** start of ENTRIES PROVIDED **

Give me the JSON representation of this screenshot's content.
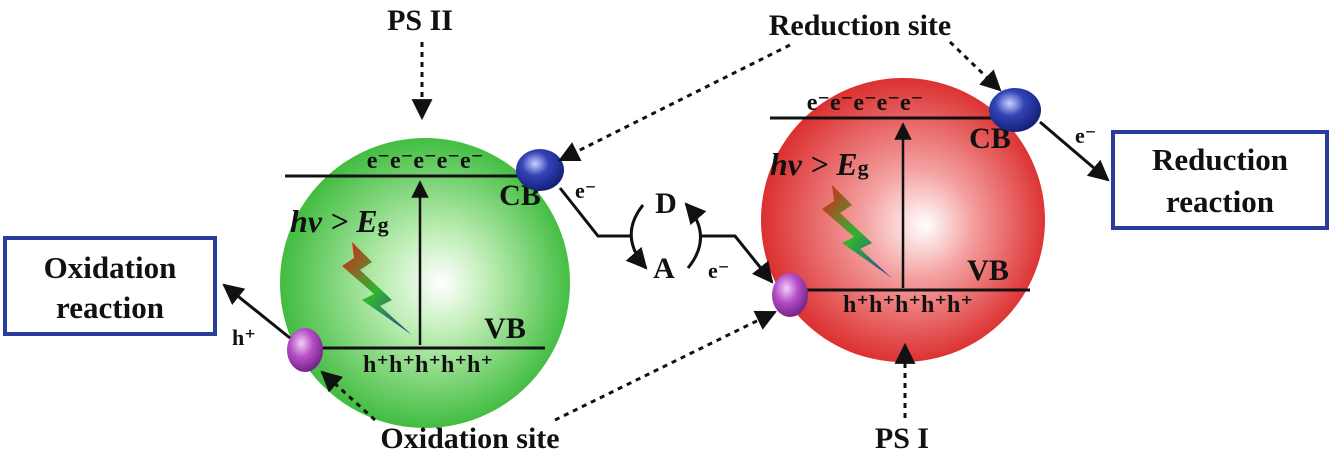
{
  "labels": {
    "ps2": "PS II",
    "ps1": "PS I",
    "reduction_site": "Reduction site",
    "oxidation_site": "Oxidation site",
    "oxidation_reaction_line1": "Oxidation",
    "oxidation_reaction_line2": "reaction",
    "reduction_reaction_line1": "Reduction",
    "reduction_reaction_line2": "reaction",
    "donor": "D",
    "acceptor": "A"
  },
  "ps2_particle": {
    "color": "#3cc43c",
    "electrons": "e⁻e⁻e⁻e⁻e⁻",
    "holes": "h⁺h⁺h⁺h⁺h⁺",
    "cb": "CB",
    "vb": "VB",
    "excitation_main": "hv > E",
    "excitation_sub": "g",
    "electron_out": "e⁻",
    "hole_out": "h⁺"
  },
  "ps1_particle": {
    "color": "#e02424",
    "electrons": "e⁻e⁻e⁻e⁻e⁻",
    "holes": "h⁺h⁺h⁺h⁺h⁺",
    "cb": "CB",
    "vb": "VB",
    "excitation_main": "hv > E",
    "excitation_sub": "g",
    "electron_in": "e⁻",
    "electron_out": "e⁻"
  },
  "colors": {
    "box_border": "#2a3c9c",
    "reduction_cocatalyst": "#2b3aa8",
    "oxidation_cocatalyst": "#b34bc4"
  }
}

** end of ENTRIES PROVIDED **

● **WORK TO DO**
Scan the listing above for the word "site" and show each line where it is found.

● **RESPONSE**
    "reduction_site": "Reduction site",
    "oxidation_site": "Oxidation site",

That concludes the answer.